Dataset content
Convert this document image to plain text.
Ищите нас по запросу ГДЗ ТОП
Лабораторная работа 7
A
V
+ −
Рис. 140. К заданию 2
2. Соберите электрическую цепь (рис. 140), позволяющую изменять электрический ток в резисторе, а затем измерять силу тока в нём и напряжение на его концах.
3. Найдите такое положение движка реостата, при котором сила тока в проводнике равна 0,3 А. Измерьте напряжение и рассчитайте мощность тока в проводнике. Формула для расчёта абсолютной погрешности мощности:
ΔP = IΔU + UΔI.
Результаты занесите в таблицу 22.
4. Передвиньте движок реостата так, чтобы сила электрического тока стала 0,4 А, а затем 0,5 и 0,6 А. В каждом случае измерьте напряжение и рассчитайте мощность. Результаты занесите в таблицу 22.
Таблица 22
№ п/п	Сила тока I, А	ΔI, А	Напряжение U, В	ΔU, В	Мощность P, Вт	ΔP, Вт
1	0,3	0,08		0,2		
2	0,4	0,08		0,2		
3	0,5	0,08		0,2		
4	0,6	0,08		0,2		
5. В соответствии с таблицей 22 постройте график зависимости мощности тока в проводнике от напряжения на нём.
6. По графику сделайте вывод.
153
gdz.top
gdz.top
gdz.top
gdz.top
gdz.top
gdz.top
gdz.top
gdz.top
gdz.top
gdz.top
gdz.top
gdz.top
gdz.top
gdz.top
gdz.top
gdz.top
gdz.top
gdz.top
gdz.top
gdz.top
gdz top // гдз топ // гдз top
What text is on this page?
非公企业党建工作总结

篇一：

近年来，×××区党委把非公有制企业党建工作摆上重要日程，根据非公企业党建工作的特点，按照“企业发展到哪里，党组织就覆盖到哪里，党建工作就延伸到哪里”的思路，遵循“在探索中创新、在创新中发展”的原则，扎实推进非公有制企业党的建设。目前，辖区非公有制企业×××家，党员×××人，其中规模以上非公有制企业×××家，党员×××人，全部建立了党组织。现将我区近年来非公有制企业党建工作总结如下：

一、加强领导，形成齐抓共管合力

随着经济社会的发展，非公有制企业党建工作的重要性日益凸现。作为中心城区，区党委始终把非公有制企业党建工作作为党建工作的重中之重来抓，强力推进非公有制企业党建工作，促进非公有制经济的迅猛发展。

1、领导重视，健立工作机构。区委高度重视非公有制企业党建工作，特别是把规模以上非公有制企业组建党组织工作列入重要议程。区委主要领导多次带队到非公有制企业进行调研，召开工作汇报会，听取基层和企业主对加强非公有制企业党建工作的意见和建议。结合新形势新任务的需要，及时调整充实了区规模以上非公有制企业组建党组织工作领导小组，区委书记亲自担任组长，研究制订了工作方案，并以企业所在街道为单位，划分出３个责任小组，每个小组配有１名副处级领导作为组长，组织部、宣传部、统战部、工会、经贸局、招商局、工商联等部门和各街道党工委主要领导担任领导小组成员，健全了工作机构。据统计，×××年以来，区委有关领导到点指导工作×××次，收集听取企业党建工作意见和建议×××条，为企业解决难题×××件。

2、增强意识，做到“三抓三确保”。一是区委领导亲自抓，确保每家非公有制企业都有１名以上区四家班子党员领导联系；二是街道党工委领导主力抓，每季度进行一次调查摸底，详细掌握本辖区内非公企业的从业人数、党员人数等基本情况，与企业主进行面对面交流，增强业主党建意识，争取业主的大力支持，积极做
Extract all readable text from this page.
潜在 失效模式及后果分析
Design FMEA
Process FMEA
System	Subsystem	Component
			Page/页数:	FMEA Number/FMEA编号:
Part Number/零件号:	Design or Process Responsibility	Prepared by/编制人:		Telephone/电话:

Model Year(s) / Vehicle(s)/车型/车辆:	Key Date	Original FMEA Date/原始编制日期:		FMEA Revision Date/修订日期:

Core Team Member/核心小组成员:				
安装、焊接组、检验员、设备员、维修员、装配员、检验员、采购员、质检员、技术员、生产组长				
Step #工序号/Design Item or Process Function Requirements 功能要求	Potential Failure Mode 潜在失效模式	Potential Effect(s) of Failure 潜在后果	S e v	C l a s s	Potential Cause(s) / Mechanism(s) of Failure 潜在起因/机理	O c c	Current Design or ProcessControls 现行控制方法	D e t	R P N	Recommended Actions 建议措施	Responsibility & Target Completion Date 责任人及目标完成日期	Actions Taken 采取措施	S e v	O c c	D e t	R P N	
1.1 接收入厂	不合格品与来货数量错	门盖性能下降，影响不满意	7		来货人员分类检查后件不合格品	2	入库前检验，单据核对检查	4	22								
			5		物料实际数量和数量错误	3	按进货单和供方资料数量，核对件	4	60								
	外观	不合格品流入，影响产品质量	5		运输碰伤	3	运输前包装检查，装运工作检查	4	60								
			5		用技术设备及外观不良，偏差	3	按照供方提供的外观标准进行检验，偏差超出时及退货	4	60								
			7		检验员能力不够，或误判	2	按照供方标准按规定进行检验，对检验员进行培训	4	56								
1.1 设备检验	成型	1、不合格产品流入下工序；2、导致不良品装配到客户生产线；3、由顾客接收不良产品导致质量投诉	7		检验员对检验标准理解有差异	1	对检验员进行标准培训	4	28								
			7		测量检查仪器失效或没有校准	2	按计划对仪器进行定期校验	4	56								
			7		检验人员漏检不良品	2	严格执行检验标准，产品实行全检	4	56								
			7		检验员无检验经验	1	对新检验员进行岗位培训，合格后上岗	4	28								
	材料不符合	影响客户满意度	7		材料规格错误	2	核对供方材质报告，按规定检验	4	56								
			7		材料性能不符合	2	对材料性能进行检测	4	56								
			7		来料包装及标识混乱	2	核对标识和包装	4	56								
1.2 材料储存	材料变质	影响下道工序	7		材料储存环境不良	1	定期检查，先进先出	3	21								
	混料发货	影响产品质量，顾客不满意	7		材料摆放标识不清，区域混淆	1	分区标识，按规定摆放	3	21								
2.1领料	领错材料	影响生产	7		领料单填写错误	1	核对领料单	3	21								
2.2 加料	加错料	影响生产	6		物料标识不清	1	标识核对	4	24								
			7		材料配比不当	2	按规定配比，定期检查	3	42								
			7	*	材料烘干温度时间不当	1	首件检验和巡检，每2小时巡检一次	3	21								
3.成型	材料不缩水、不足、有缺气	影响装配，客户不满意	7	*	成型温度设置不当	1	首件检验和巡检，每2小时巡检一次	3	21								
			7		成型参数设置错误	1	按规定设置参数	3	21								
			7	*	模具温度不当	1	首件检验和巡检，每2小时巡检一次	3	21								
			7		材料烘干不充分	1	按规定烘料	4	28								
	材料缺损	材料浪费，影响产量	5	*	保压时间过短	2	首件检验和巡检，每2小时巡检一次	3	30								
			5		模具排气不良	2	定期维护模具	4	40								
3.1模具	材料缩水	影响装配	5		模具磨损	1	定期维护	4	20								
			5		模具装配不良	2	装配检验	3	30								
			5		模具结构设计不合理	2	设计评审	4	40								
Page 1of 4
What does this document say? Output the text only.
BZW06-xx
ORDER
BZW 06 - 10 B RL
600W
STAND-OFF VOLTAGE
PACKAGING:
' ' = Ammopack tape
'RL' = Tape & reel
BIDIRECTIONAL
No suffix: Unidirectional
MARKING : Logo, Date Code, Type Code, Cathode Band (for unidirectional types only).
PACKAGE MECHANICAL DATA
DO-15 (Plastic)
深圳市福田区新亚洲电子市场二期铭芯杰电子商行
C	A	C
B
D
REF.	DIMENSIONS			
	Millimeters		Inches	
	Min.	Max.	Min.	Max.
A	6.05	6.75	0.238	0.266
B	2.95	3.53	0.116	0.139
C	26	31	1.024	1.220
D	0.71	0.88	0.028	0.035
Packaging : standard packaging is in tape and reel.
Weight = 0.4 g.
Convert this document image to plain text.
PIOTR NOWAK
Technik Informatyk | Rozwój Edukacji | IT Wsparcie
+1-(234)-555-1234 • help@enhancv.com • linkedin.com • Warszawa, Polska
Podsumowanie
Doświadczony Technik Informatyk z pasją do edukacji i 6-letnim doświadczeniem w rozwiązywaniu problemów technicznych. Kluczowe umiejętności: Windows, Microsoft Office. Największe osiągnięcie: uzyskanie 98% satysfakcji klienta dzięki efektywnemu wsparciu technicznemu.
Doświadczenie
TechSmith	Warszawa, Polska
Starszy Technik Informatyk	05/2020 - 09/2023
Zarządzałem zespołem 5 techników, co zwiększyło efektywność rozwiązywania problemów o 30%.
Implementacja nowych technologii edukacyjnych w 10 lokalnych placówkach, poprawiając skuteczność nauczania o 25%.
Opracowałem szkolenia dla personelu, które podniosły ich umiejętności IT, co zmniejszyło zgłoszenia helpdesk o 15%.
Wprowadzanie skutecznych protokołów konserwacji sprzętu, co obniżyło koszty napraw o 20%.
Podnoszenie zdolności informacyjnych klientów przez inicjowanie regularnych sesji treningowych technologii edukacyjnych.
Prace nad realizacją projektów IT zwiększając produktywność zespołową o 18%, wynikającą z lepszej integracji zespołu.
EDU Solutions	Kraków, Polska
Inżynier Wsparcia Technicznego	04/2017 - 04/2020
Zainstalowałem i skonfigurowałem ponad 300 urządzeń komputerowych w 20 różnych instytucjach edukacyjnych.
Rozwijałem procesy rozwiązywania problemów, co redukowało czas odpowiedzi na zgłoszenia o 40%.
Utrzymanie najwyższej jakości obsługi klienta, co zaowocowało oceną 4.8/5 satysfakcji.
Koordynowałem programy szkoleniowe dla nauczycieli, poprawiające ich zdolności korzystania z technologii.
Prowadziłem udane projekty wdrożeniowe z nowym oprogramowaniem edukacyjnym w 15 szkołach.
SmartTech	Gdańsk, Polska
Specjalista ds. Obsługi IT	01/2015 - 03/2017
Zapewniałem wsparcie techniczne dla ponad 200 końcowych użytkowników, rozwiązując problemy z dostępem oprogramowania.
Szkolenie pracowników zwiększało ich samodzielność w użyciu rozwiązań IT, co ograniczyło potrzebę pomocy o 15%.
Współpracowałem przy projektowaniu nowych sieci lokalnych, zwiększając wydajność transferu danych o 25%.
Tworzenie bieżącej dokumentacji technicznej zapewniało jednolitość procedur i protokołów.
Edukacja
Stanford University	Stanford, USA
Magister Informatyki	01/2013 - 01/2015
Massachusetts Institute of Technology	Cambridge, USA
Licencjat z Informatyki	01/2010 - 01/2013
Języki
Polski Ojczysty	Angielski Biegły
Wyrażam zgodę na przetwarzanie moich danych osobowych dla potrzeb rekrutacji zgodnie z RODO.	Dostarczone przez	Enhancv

Your goal
Copy each line of the listing in which the word "only" can be found.

Completed task
What does this document say? Output the text only.
MARKING : Logo, Date Code, Type Code, Cathode Band (for unidirectional types only).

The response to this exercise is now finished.